• WRITTEN PROBLEM A
Translate this sentence from the passage on mangrove restoration in Términos Lagoon into Spanish: "Additional research is needed describing and monitoring how restoration processes affect habitat changes and the aquatic community, including functional and trophic descriptors."
--- BEGIN PASSAGE PROVIDED ---
Evaluations of the restoration process in the mangroves of Términos Lagoon have documented the biogeochemical response of the soil with decreasing salinity and sulfide concentrations, and the establishment and growth of mangrove seedlings (Pérez-Ceballos et al., 2018; Pérez-Ceballos et al., 2020). Changes in the composition of mangrove-associated ichthyofauna related to mangrove conservation state (Soria-Barreto et al., 2021), changes in fish parasite communities (Morales-Serna et al., 2019), and avifauna (Canales-Delgadillo et al., 2019) have also been reported. Additional research is needed describing and monitoring how restoration processes affect habitat changes and the aquatic community, including functional and trophic descriptors.
--- END PASSAGE PROVIDED ---
--- BEGIN MATERIAL FOR THE TASK ---
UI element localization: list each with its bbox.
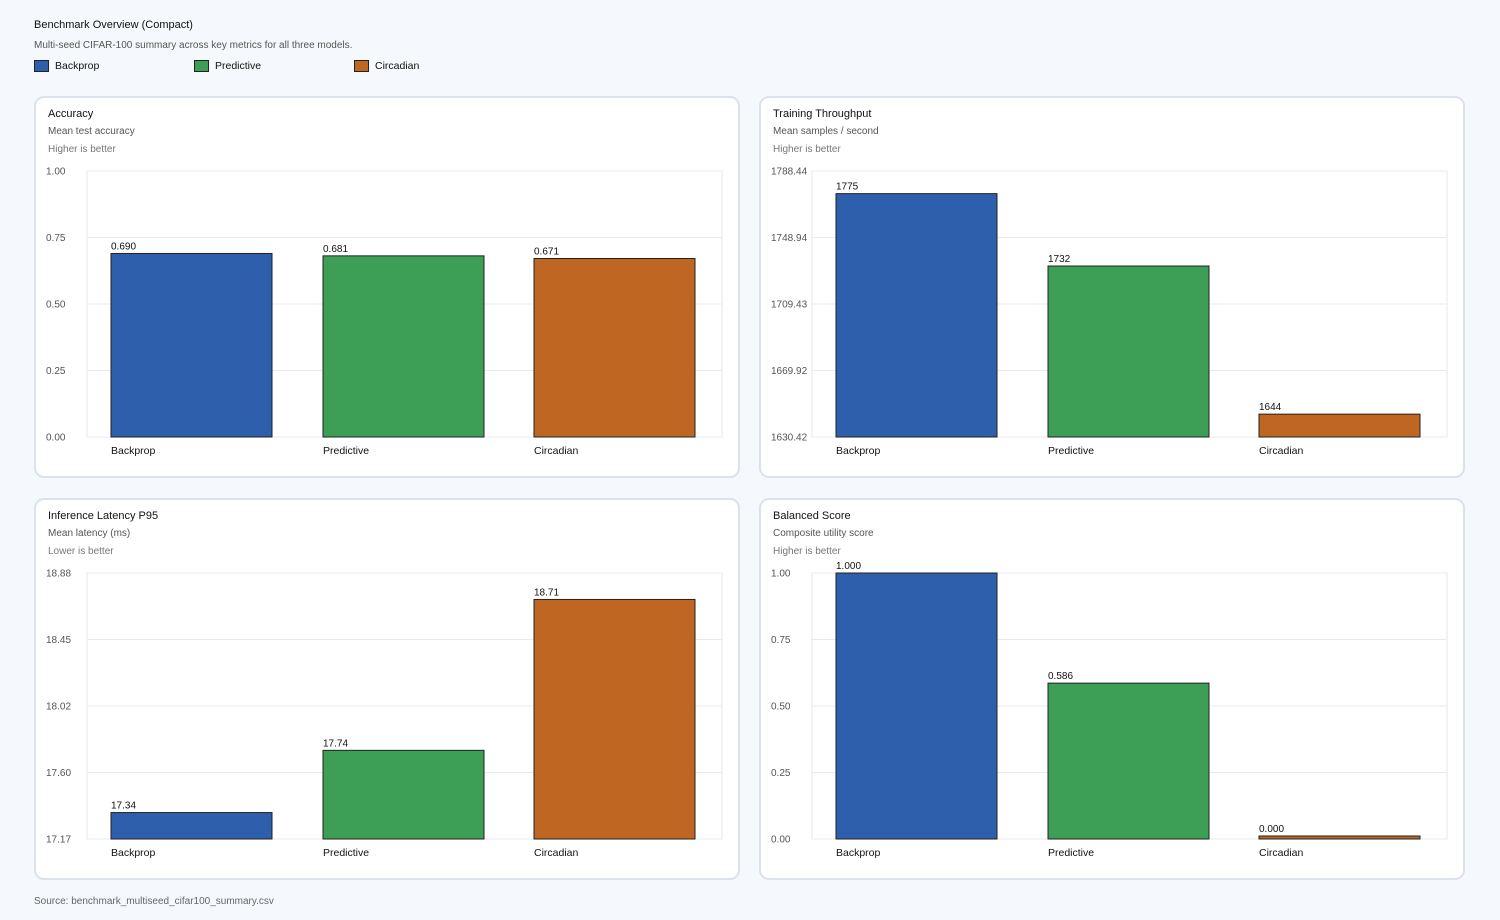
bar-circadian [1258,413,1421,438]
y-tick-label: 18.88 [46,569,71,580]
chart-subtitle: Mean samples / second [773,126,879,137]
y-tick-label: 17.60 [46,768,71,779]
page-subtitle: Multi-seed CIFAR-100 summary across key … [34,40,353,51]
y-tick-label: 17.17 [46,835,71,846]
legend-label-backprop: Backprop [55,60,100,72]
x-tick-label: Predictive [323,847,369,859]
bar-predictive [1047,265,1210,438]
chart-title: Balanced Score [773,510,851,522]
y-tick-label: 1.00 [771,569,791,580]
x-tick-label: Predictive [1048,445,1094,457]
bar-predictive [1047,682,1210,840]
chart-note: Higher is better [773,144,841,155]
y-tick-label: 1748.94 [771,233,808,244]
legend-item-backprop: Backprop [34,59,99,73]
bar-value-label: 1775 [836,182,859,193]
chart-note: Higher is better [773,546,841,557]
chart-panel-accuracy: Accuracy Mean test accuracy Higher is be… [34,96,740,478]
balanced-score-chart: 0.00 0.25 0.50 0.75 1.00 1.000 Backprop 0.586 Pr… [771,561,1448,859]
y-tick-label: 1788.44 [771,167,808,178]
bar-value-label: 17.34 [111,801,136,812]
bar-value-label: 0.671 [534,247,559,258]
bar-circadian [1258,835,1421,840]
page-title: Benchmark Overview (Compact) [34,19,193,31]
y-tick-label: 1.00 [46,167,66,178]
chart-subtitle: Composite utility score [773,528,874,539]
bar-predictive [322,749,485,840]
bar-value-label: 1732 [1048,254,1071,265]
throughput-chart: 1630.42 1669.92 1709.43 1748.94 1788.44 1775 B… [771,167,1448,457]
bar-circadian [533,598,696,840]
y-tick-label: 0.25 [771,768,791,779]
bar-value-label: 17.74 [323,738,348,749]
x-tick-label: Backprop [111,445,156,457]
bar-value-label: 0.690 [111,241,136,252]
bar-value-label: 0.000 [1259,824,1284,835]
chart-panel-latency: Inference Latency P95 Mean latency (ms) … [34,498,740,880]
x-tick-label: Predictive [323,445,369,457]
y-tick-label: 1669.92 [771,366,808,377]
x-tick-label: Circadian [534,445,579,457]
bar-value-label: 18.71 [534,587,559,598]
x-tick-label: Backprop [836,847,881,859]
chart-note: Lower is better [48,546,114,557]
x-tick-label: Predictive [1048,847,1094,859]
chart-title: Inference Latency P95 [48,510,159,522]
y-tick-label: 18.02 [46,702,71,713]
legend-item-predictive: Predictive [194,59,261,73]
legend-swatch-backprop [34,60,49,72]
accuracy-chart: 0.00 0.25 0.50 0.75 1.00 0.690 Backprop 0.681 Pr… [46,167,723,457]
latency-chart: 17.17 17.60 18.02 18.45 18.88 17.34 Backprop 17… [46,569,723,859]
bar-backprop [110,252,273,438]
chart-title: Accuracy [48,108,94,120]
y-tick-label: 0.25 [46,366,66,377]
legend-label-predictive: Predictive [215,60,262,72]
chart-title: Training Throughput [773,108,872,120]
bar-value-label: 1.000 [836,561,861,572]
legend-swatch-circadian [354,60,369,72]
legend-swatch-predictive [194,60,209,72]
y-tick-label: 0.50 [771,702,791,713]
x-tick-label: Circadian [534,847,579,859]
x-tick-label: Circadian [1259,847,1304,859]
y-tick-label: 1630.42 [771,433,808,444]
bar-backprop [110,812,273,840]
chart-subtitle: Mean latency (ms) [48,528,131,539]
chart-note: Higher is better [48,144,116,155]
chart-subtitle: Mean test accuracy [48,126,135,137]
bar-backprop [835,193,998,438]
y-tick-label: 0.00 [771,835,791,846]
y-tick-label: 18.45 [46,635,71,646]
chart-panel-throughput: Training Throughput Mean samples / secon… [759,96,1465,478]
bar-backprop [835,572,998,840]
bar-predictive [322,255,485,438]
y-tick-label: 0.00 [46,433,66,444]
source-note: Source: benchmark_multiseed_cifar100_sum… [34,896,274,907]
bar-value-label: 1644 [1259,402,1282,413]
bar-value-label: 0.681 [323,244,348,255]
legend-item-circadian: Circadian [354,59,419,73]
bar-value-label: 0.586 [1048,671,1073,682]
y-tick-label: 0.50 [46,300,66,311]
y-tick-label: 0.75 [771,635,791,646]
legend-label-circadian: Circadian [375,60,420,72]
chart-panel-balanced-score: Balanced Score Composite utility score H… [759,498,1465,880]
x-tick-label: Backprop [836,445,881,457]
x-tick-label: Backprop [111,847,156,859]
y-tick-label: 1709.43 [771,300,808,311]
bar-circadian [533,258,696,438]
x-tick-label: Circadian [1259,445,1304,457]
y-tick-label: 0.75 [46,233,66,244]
--- END MATERIAL FOR THE TASK ---
--- BEGIN MATERIAL FOR THE TASK ---
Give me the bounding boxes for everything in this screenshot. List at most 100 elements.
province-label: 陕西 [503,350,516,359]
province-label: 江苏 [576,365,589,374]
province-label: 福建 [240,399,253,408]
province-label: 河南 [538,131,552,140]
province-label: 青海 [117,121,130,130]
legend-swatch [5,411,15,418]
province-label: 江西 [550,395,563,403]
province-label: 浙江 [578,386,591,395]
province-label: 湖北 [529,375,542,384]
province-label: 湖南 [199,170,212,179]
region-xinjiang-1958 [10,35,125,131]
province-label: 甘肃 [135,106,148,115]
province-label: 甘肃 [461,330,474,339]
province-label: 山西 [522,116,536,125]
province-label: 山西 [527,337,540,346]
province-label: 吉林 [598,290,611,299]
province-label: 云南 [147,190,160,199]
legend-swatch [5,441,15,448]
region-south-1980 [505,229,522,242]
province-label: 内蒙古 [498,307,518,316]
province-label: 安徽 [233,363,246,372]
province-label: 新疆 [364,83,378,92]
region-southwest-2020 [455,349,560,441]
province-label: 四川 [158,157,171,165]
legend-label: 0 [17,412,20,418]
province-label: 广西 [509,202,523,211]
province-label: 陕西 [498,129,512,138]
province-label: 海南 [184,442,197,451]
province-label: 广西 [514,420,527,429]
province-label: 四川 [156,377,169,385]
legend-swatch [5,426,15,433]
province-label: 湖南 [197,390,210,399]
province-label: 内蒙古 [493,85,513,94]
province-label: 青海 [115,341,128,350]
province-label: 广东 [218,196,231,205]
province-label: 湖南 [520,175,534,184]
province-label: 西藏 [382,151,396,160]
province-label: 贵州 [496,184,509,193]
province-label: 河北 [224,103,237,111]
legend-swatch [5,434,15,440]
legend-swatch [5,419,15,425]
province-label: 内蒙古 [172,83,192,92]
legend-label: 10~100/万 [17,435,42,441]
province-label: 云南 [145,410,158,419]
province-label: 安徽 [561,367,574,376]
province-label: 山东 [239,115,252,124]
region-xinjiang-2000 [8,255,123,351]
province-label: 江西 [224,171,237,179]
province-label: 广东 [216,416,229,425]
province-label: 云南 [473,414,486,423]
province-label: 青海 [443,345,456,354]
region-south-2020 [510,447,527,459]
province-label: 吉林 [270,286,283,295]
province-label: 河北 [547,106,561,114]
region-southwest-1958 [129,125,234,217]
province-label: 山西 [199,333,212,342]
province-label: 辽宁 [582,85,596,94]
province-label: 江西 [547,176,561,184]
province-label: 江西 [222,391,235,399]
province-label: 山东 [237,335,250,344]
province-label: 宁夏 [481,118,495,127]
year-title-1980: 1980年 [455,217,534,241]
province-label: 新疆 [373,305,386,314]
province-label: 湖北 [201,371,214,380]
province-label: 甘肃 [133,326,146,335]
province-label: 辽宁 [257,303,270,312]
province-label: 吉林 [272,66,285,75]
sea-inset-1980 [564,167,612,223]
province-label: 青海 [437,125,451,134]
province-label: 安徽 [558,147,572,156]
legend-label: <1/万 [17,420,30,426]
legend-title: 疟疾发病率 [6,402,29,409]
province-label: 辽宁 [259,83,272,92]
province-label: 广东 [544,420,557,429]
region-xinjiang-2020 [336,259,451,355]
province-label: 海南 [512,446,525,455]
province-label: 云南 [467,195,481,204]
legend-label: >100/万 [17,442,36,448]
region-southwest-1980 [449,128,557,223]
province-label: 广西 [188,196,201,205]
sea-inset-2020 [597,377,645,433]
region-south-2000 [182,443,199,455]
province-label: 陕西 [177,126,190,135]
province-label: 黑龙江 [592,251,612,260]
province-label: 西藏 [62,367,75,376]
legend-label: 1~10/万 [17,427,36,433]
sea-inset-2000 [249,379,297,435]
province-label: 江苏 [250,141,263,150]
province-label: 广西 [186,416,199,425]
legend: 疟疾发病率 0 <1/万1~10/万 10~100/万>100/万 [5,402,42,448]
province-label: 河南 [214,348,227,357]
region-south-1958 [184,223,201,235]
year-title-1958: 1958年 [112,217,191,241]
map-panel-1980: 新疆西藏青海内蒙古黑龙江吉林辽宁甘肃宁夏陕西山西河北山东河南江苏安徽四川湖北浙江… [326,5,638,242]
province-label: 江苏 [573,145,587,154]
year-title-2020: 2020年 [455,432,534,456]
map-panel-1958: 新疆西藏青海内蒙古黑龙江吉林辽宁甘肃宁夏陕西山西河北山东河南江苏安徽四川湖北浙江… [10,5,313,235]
--- END MATERIAL FOR THE TASK ---
--- BEGIN MATERIAL FOR THE TASK ---
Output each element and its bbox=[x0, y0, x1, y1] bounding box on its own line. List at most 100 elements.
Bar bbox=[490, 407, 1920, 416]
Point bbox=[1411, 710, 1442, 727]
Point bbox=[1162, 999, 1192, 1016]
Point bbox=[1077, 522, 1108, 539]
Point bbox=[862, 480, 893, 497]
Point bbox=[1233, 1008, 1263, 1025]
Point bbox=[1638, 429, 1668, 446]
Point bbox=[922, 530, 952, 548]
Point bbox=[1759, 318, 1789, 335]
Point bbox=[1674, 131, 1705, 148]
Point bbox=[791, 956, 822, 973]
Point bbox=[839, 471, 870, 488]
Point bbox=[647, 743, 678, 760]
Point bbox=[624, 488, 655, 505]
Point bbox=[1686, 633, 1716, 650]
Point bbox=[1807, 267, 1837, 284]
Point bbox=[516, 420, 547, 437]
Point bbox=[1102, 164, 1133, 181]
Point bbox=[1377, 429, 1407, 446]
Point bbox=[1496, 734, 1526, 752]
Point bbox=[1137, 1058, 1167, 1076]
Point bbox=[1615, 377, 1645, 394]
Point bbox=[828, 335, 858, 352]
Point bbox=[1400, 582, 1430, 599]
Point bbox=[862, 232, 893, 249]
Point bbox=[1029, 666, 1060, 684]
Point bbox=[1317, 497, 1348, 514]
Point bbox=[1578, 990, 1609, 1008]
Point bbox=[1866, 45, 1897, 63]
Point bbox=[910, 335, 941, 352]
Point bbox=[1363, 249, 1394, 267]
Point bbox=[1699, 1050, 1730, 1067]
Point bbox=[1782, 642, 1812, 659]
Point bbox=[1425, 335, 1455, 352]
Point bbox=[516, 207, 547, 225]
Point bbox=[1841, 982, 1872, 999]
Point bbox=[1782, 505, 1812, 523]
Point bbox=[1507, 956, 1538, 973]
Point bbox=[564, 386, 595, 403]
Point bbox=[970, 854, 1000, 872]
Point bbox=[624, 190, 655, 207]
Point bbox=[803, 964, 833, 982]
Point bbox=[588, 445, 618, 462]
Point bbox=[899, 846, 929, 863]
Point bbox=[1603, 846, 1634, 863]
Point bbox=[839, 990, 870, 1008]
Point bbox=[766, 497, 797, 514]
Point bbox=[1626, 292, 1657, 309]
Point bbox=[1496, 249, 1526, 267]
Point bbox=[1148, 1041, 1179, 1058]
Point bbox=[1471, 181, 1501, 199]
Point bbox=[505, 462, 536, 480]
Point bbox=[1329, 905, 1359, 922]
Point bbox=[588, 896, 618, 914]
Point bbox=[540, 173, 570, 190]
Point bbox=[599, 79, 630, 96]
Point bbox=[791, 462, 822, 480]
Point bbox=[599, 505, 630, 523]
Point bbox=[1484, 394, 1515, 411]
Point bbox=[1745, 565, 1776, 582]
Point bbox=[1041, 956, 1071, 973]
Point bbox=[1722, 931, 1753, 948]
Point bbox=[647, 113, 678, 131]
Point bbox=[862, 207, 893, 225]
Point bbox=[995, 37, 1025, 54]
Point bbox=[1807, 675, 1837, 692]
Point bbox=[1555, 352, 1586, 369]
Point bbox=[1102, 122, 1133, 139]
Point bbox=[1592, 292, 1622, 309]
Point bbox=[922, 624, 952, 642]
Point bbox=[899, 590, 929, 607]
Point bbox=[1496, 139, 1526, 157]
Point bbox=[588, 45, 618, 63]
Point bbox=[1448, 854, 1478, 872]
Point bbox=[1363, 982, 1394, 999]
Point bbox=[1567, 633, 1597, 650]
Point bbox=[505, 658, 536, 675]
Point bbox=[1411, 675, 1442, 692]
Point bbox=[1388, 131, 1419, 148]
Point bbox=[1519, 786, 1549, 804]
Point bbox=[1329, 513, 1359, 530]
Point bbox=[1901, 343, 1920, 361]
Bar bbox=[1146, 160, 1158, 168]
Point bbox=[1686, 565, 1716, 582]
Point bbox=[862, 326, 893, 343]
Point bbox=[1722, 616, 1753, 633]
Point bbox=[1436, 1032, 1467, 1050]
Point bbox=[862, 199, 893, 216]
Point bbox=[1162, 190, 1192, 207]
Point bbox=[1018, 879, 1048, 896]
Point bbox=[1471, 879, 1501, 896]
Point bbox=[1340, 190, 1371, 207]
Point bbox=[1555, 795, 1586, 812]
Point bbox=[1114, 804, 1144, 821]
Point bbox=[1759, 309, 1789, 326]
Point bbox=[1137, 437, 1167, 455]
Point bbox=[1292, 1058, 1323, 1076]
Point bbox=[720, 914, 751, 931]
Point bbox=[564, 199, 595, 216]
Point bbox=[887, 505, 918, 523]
--- END MATERIAL FOR THE TASK ---
• WRITTEN PROBLEM B
In the listing, reproduce without changes the lines between the line holding "Output each element" and the line holding "Point bbox=[1077, 522, 1108, 539]", inclusive.

• WRITTEN REPLY A
Se necesita investigación adicional que describa y monitoree cómo los procesos de restauración afectan los cambios en el hábitat y la comunidad acuática, incluidos los descriptores funcionales y tróficos.

• WRITTEN REPLY B
Output each element and its bbox=[x0, y0, x1, y1] bounding box on its own line. List at most 100 elements.
Bar bbox=[490, 407, 1920, 416]
Point bbox=[1411, 710, 1442, 727]
Point bbox=[1162, 999, 1192, 1016]
Point bbox=[1077, 522, 1108, 539]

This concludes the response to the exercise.